== To be done ==
Copy each of the lines below character for character, keeping their order and changing nothing.

A series of records
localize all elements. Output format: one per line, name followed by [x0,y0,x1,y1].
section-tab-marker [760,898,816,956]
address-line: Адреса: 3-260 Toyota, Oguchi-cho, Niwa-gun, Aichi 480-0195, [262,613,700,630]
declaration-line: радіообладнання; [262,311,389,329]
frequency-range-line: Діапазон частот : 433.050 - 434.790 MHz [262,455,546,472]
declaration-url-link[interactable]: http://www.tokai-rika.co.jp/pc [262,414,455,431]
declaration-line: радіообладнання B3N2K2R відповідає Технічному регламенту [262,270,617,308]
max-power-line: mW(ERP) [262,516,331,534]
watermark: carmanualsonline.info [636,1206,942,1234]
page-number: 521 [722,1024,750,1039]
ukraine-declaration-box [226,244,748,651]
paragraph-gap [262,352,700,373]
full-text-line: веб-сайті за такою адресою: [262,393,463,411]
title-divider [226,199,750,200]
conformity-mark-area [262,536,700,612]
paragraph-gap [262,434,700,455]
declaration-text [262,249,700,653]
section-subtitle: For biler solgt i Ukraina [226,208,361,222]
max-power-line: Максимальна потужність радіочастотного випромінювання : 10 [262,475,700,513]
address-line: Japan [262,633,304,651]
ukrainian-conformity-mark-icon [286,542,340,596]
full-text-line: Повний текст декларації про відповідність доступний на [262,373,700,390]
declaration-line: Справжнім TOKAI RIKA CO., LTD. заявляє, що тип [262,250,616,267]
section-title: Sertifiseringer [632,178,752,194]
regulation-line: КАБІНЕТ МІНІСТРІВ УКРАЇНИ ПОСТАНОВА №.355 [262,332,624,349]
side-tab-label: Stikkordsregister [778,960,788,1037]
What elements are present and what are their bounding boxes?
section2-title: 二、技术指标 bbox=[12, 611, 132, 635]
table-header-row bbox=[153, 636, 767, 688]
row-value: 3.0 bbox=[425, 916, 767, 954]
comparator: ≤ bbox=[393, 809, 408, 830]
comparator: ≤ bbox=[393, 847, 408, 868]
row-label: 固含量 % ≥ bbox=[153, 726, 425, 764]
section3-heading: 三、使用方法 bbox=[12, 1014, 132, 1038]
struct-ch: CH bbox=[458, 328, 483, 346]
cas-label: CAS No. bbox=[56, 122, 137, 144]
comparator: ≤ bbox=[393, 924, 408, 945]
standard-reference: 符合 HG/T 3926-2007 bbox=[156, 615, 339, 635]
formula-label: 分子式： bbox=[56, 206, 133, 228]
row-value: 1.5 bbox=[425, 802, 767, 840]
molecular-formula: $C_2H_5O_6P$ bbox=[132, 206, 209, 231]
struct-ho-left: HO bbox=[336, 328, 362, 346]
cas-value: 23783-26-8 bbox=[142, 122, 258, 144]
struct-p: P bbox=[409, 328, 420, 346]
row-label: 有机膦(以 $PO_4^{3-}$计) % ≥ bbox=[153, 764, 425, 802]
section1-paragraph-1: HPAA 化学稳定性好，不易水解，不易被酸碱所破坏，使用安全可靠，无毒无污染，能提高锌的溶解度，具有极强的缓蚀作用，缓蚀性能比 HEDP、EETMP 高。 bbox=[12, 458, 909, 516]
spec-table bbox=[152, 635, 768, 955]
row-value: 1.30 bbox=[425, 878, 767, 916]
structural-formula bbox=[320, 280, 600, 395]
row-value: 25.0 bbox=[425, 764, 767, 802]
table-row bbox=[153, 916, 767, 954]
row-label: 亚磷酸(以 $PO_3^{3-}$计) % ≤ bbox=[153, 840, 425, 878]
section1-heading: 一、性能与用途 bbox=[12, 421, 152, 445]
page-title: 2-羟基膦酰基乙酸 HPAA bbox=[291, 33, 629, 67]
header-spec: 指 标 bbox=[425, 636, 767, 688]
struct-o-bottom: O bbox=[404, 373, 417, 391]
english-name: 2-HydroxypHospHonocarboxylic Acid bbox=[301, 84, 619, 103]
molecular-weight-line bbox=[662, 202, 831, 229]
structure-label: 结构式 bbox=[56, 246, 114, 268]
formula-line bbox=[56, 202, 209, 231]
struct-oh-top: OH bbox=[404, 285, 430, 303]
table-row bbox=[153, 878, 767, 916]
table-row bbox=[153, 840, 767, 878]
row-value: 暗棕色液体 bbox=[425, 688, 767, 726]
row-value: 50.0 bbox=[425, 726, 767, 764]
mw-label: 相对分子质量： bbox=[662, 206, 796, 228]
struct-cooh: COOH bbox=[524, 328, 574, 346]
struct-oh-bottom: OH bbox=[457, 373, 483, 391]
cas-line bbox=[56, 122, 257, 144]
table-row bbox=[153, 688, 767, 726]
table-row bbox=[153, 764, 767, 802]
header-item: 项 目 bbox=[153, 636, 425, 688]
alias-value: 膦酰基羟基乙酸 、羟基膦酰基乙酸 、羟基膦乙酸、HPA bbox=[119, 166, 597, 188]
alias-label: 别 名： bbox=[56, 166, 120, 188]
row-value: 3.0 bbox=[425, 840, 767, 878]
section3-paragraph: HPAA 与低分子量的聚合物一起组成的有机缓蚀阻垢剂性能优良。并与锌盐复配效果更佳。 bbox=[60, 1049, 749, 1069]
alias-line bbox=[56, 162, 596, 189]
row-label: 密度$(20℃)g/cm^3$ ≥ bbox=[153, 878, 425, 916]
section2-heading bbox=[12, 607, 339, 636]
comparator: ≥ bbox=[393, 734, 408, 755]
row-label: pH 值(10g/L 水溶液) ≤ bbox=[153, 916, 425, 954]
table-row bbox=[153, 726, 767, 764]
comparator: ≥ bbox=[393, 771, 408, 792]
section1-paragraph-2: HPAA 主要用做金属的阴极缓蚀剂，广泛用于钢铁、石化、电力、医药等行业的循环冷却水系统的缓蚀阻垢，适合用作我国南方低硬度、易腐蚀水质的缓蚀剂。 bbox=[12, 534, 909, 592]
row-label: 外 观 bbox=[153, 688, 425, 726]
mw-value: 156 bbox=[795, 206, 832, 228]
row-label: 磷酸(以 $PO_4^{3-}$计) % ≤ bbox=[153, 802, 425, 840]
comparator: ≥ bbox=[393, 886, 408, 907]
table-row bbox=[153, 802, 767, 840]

== Written response ==
localize all elements. Output format: one per line, name followed by [x0,y0,x1,y1].
section-tab-marker [760,898,816,956]
address-line: Адреса: 3-260 Toyota, Oguchi-cho, Niwa-gun, Aichi 480-0195, [262,613,700,630]
declaration-line: радіообладнання; [262,311,389,329]
frequency-range-line: Діапазон частот : 433.050 - 434.790 MHz [262,455,546,472]
declaration-url-link[interactable]: http://www.tokai-rika.co.jp/pc [262,414,455,431]
declaration-line: радіообладнання B3N2K2R відповідає Технічному регламенту [262,270,617,308]
max-power-line: mW(ERP) [262,516,331,534]
watermark: carmanualsonline.info [636,1206,942,1234]
page-number: 521 [722,1024,750,1039]
ukraine-declaration-box [226,244,748,651]
paragraph-gap [262,352,700,373]
full-text-line: веб-сайті за такою адресою: [262,393,463,411]
title-divider [226,199,750,200]
conformity-mark-area [262,536,700,612]
paragraph-gap [262,434,700,455]
declaration-text [262,249,700,653]
section-subtitle: For biler solgt i Ukraina [226,208,361,222]
max-power-line: Максимальна потужність радіочастотного випромінювання : 10 [262,475,700,513]
address-line: Japan [262,633,304,651]
ukrainian-conformity-mark-icon [286,542,340,596]
full-text-line: Повний текст декларації про відповідність доступний на [262,373,700,390]
declaration-line: Справжнім TOKAI RIKA CO., LTD. заявляє, що тип [262,250,616,267]
section-title: Sertifiseringer [632,178,752,194]
regulation-line: КАБІНЕТ МІНІСТРІВ УКРАЇНИ ПОСТАНОВА №.355 [262,332,624,349]
side-tab-label: Stikkordsregister [778,960,788,1037]
What elements are present and what are their bounding boxes?
section2-title: 二、技术指标 bbox=[12, 611, 132, 635]
table-header-row bbox=[153, 636, 767, 688]
row-value: 3.0 bbox=[425, 916, 767, 954]
comparator: ≤ bbox=[393, 809, 408, 830]
comparator: ≤ bbox=[393, 847, 408, 868]
row-label: 固含量 % ≥ bbox=[153, 726, 425, 764]
section3-heading: 三、使用方法 bbox=[12, 1014, 132, 1038]
struct-ch: CH bbox=[458, 328, 483, 346]
cas-label: CAS No. bbox=[56, 122, 137, 144]
comparator: ≤ bbox=[393, 924, 408, 945]
standard-reference: 符合 HG/T 3926-2007 bbox=[156, 615, 339, 635]
formula-label: 分子式： bbox=[56, 206, 133, 228]
row-value: 1.5 bbox=[425, 802, 767, 840]
molecular-formula: $C_2H_5O_6P$ bbox=[132, 206, 209, 231]
struct-ho-left: HO bbox=[336, 328, 362, 346]
cas-value: 23783-26-8 bbox=[142, 122, 258, 144]
struct-p: P bbox=[409, 328, 420, 346]
row-label: 有机膦(以 $PO_4^{3-}$计) % ≥ bbox=[153, 764, 425, 802]
section1-paragraph-1: HPAA 化学稳定性好，不易水解，不易被酸碱所破坏，使用安全可靠，无毒无污染，能提高锌的溶解度，具有极强的缓蚀作用，缓蚀性能比 HEDP、EETMP 高。 bbox=[12, 458, 909, 516]
spec-table bbox=[152, 635, 768, 955]
row-value: 1.30 bbox=[425, 878, 767, 916]
structural-formula bbox=[320, 280, 600, 395]
row-value: 25.0 bbox=[425, 764, 767, 802]
table-row bbox=[153, 916, 767, 954]
row-label: 亚磷酸(以 $PO_3^{3-}$计) % ≤ bbox=[153, 840, 425, 878]
section1-heading: 一、性能与用途 bbox=[12, 421, 152, 445]
page-title: 2-羟基膦酰基乙酸 HPAA bbox=[291, 33, 629, 67]
header-spec: 指 标 bbox=[425, 636, 767, 688]
struct-o-bottom: O bbox=[404, 373, 417, 391]
english-name: 2-HydroxypHospHonocarboxylic Acid bbox=[301, 84, 619, 103]
molecular-weight-line bbox=[662, 202, 831, 229]
structure-label: 结构式 bbox=[56, 246, 114, 268]
formula-line bbox=[56, 202, 209, 231]
struct-oh-top: OH bbox=[404, 285, 430, 303]
table-row bbox=[153, 878, 767, 916]
table-row bbox=[153, 840, 767, 878]
row-value: 暗棕色液体 bbox=[425, 688, 767, 726]
row-value: 50.0 bbox=[425, 726, 767, 764]
mw-label: 相对分子质量： bbox=[662, 206, 796, 228]
struct-cooh: COOH bbox=[524, 328, 574, 346]
struct-oh-bottom: OH bbox=[457, 373, 483, 391]
cas-line bbox=[56, 122, 257, 144]
table-row bbox=[153, 688, 767, 726]
table-row bbox=[153, 764, 767, 802]
header-item: 项 目 bbox=[153, 636, 425, 688]
alias-value: 膦酰基羟基乙酸 、羟基膦酰基乙酸 、羟基膦乙酸、HPA bbox=[119, 166, 597, 188]
alias-label: 别 名： bbox=[56, 166, 120, 188]
row-value: 3.0 bbox=[425, 840, 767, 878]
section3-paragraph: HPAA 与低分子量的聚合物一起组成的有机缓蚀阻垢剂性能优良。并与锌盐复配效果更佳。 bbox=[60, 1049, 749, 1069]
alias-line bbox=[56, 162, 596, 189]
row-label: 密度$(20℃)g/cm^3$ ≥ bbox=[153, 878, 425, 916]
section2-heading bbox=[12, 607, 339, 636]
comparator: ≥ bbox=[393, 734, 408, 755]
row-label: pH 值(10g/L 水溶液) ≤ bbox=[153, 916, 425, 954]
table-row bbox=[153, 726, 767, 764]
comparator: ≥ bbox=[393, 771, 408, 792]
section1-paragraph-2: HPAA 主要用做金属的阴极缓蚀剂，广泛用于钢铁、石化、电力、医药等行业的循环冷却水系统的缓蚀阻垢，适合用作我国南方低硬度、易腐蚀水质的缓蚀剂。 bbox=[12, 534, 909, 592]
row-label: 外 观 bbox=[153, 688, 425, 726]
mw-value: 156 bbox=[795, 206, 832, 228]
row-label: 磷酸(以 $PO_4^{3-}$计) % ≤ bbox=[153, 802, 425, 840]
comparator: ≥ bbox=[393, 886, 408, 907]
table-row bbox=[153, 802, 767, 840]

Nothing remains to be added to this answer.